# Stated problem:
Make an exact copy of the data below, leaving out every picture.

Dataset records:
↓↓↓
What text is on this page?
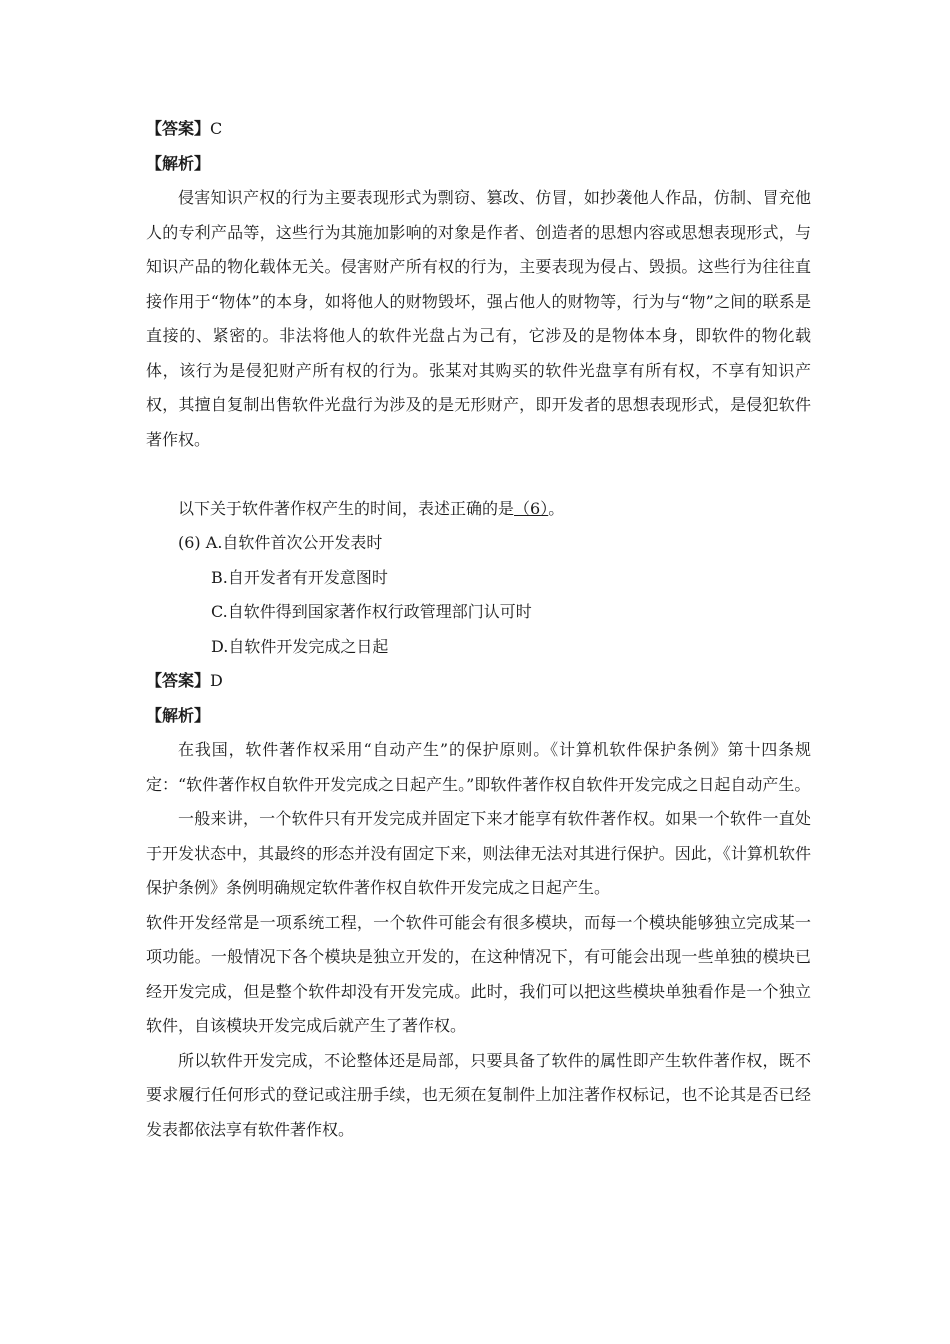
【答案】C
【解析】

侵害知识产权的行为主要表现形式为剽窃、篡改、仿冒，如抄袭他人作品，仿制、冒充他人的专利产品等，这些行为其施加影响的对象是作者、创造者的思想内容或思想表现形式，与知识产品的物化载体无关。侵害财产所有权的行为，主要表现为侵占、毁损。这些行为往往直接作用于“物体”的本身，如将他人的财物毁坏，强占他人的财物等，行为与“物”之间的联系是直接的、紧密的。非法将他人的软件光盘占为己有，它涉及的是物体本身，即软件的物化载体，该行为是侵犯财产所有权的行为。张某对其购买的软件光盘享有所有权，不享有知识产权，其擅自复制出售软件光盘行为涉及的是无形财产，即开发者的思想表现形式，是侵犯软件著作权。

以下关于软件著作权产生的时间，表述正确的是（6）。
(6) A.自软件首次公开发表时
B.自开发者有开发意图时
C.自软件得到国家著作权行政管理部门认可时
D.自软件开发完成之日起
【答案】D
【解析】

在我国，软件著作权采用“自动产生”的保护原则。《计算机软件保护条例》第十四条规定：“软件著作权自软件开发完成之日起产生。”即软件著作权自软件开发完成之日起自动产生。

一般来讲，一个软件只有开发完成并固定下来才能享有软件著作权。如果一个软件一直处于开发状态中，其最终的形态并没有固定下来，则法律无法对其进行保护。因此，《计算机软件保护条例》条例明确规定软件著作权自软件开发完成之日起产生。

软件开发经常是一项系统工程，一个软件可能会有很多模块，而每一个模块能够独立完成某一项功能。一般情况下各个模块是独立开发的，在这种情况下，有可能会出现一些单独的模块已经开发完成，但是整个软件却没有开发完成。此时，我们可以把这些模块单独看作是一个独立软件，自该模块开发完成后就产生了著作权。

所以软件开发完成，不论整体还是局部，只要具备了软件的属性即产生软件著作权，既不要求履行任何形式的登记或注册手续，也无须在复制件上加注著作权标记，也不论其是否已经发表都依法享有软件著作权。
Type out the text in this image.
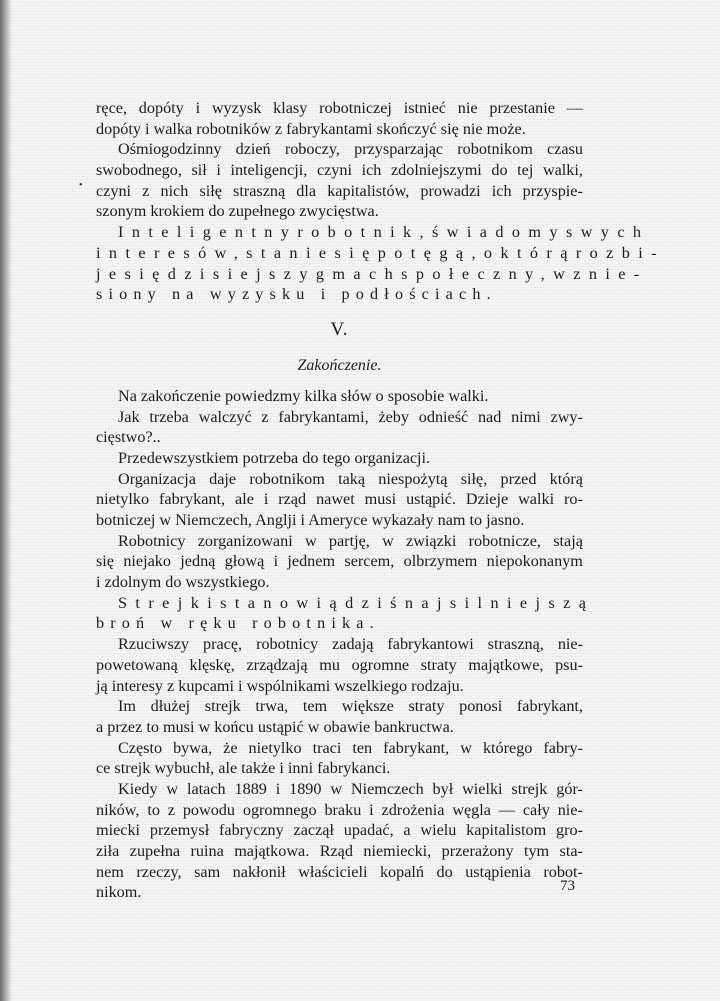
•
ręce, dopóty i wyzysk klasy robotniczej istnieć nie przestanie —
dopóty i walka robotników z fabrykantami skończyć się nie może.
Ośmiogodzinny dzień roboczy, przysparzając robotnikom czasu
swobodnego, sił i inteligencji, czyni ich zdolniejszymi do tej walki,
czyni z nich siłę straszną dla kapitalistów, prowadzi ich przyspie-
szonym krokiem do zupełnego zwycięstwa.
Inteligentny robotnik, świadomy swych
interesów, stanie się potęgą, o którą rozbi-
je się dzisiejszy gmach społeczny, wznie-
siony na wyzysku i podłościach.
V.
Zakończenie.
Na zakończenie powiedzmy kilka słów o sposobie walki.
Jak trzeba walczyć z fabrykantami, żeby odnieść nad nimi zwy-
cięstwo?..
Przedewszystkiem potrzeba do tego organizacji.
Organizacja daje robotnikom taką niespożytą siłę, przed którą
nietylko fabrykant, ale i rząd nawet musi ustąpić. Dzieje walki ro-
botniczej w Niemczech, Anglji i Ameryce wykazały nam to jasno.
Robotnicy zorganizowani w partję, w związki robotnicze, stają
się niejako jedną głową i jednem sercem, olbrzymem niepokonanym
i zdolnym do wszystkiego.
Strejki stanowią dziś najsilniejszą
broń w ręku robotnika.
Rzuciwszy pracę, robotnicy zadają fabrykantowi straszną, nie-
powetowaną klęskę, zrządzają mu ogromne straty majątkowe, psu-
ją interesy z kupcami i wspólnikami wszelkiego rodzaju.
Im dłużej strejk trwa, tem większe straty ponosi fabrykant,
a przez to musi w końcu ustąpić w obawie bankructwa.
Często bywa, że nietylko traci ten fabrykant, w którego fabry-
ce strejk wybuchł, ale także i inni fabrykanci.
Kiedy w latach 1889 i 1890 w Niemczech był wielki strejk gór-
ników, to z powodu ogromnego braku i zdrożenia węgla — cały nie-
miecki przemysł fabryczny zaczął upadać, a wielu kapitalistom gro-
ziła zupełna ruina majątkowa. Rząd niemiecki, przerażony tym sta-
nem rzeczy, sam nakłonił właścicieli kopalń do ustąpienia robot-
nikom.	73
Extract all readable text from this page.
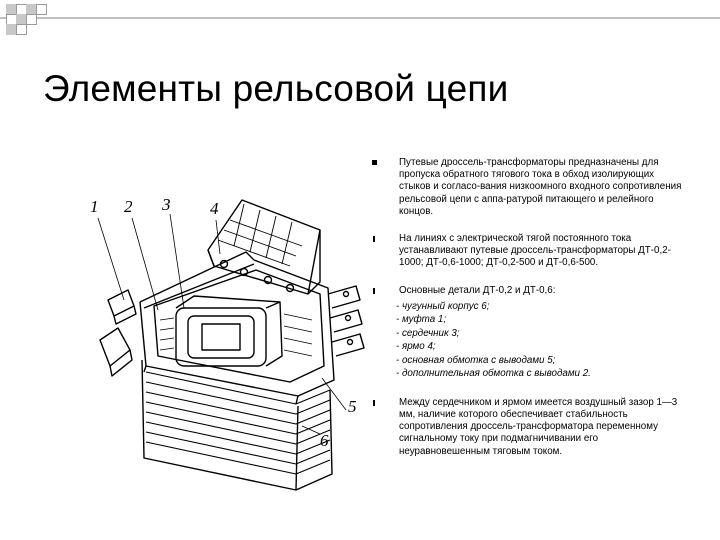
Элементы рельсовой цепи
1 2 3 4
5
6
Путевые дроссель-трансформаторы предназначены для пропуска обратного тягового тока в обход изолирующих стыков и согласо-вания низкоомного входного сопротивления рельсовой цепи с аппа-ратурой питающего и релейного концов.
На линиях с электрической тягой постоянного тока устанавливают путевые дроссель-трансформаторы ДТ-0,2-1000; ДТ-0,6-1000; ДТ-0,2-500 и ДТ-0,6-500.
Основные детали ДТ-0,2 и ДТ-0,6:
- чугунный корпус 6;
- муфта 1;
- сердечник 3;
- ярмо 4;
- основная обмотка с выводами 5;
- дополнительная обмотка с выводами 2.
Между сердечником и ярмом имеется воздушный зазор 1—3 мм, наличие которого обеспечивает стабильность сопротивления дроссель-трансформатора переменному сигнальному току при подмагничивании его неуравновешенным тяговым током.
↑↑↑
# Problem solution:
What text is on this page?
【答案】C
【解析】

侵害知识产权的行为主要表现形式为剽窃、篡改、仿冒，如抄袭他人作品，仿制、冒充他人的专利产品等，这些行为其施加影响的对象是作者、创造者的思想内容或思想表现形式，与知识产品的物化载体无关。侵害财产所有权的行为，主要表现为侵占、毁损。这些行为往往直接作用于“物体”的本身，如将他人的财物毁坏，强占他人的财物等，行为与“物”之间的联系是直接的、紧密的。非法将他人的软件光盘占为己有，它涉及的是物体本身，即软件的物化载体，该行为是侵犯财产所有权的行为。张某对其购买的软件光盘享有所有权，不享有知识产权，其擅自复制出售软件光盘行为涉及的是无形财产，即开发者的思想表现形式，是侵犯软件著作权。

以下关于软件著作权产生的时间，表述正确的是（6）。
(6) A.自软件首次公开发表时
B.自开发者有开发意图时
C.自软件得到国家著作权行政管理部门认可时
D.自软件开发完成之日起
【答案】D
【解析】

在我国，软件著作权采用“自动产生”的保护原则。《计算机软件保护条例》第十四条规定：“软件著作权自软件开发完成之日起产生。”即软件著作权自软件开发完成之日起自动产生。

一般来讲，一个软件只有开发完成并固定下来才能享有软件著作权。如果一个软件一直处于开发状态中，其最终的形态并没有固定下来，则法律无法对其进行保护。因此，《计算机软件保护条例》条例明确规定软件著作权自软件开发完成之日起产生。

软件开发经常是一项系统工程，一个软件可能会有很多模块，而每一个模块能够独立完成某一项功能。一般情况下各个模块是独立开发的，在这种情况下，有可能会出现一些单独的模块已经开发完成，但是整个软件却没有开发完成。此时，我们可以把这些模块单独看作是一个独立软件，自该模块开发完成后就产生了著作权。

所以软件开发完成，不论整体还是局部，只要具备了软件的属性即产生软件著作权，既不要求履行任何形式的登记或注册手续，也无须在复制件上加注著作权标记，也不论其是否已经发表都依法享有软件著作权。
Type out the text in this image.
•
ręce, dopóty i wyzysk klasy robotniczej istnieć nie przestanie —
dopóty i walka robotników z fabrykantami skończyć się nie może.
Ośmiogodzinny dzień roboczy, przysparzając robotnikom czasu
swobodnego, sił i inteligencji, czyni ich zdolniejszymi do tej walki,
czyni z nich siłę straszną dla kapitalistów, prowadzi ich przyspie-
szonym krokiem do zupełnego zwycięstwa.
Inteligentny robotnik, świadomy swych
interesów, stanie się potęgą, o którą rozbi-
je się dzisiejszy gmach społeczny, wznie-
siony na wyzysku i podłościach.
V.
Zakończenie.
Na zakończenie powiedzmy kilka słów o sposobie walki.
Jak trzeba walczyć z fabrykantami, żeby odnieść nad nimi zwy-
cięstwo?..
Przedewszystkiem potrzeba do tego organizacji.
Organizacja daje robotnikom taką niespożytą siłę, przed którą
nietylko fabrykant, ale i rząd nawet musi ustąpić. Dzieje walki ro-
botniczej w Niemczech, Anglji i Ameryce wykazały nam to jasno.
Robotnicy zorganizowani w partję, w związki robotnicze, stają
się niejako jedną głową i jednem sercem, olbrzymem niepokonanym
i zdolnym do wszystkiego.
Strejki stanowią dziś najsilniejszą
broń w ręku robotnika.
Rzuciwszy pracę, robotnicy zadają fabrykantowi straszną, nie-
powetowaną klęskę, zrządzają mu ogromne straty majątkowe, psu-
ją interesy z kupcami i wspólnikami wszelkiego rodzaju.
Im dłużej strejk trwa, tem większe straty ponosi fabrykant,
a przez to musi w końcu ustąpić w obawie bankructwa.
Często bywa, że nietylko traci ten fabrykant, w którego fabry-
ce strejk wybuchł, ale także i inni fabrykanci.
Kiedy w latach 1889 i 1890 w Niemczech był wielki strejk gór-
ników, to z powodu ogromnego braku i zdrożenia węgla — cały nie-
miecki przemysł fabryczny zaczął upadać, a wielu kapitalistom gro-
ziła zupełna ruina majątkowa. Rząd niemiecki, przerażony tym sta-
nem rzeczy, sam nakłonił właścicieli kopalń do ustąpienia robot-
nikom.	73
Extract all readable text from this page.
Элементы рельсовой цепи
1 2 3 4
5
6
Путевые дроссель-трансформаторы предназначены для пропуска обратного тягового тока в обход изолирующих стыков и согласо-вания низкоомного входного сопротивления рельсовой цепи с аппа-ратурой питающего и релейного концов.
На линиях с электрической тягой постоянного тока устанавливают путевые дроссель-трансформаторы ДТ-0,2-1000; ДТ-0,6-1000; ДТ-0,2-500 и ДТ-0,6-500.
Основные детали ДТ-0,2 и ДТ-0,6:
- чугунный корпус 6;
- муфта 1;
- сердечник 3;
- ярмо 4;
- основная обмотка с выводами 5;
- дополнительная обмотка с выводами 2.
Между сердечником и ярмом имеется воздушный зазор 1—3 мм, наличие которого обеспечивает стабильность сопротивления дроссель-трансформатора переменному сигнальному току при подмагничивании его неуравновешенным тяговым током.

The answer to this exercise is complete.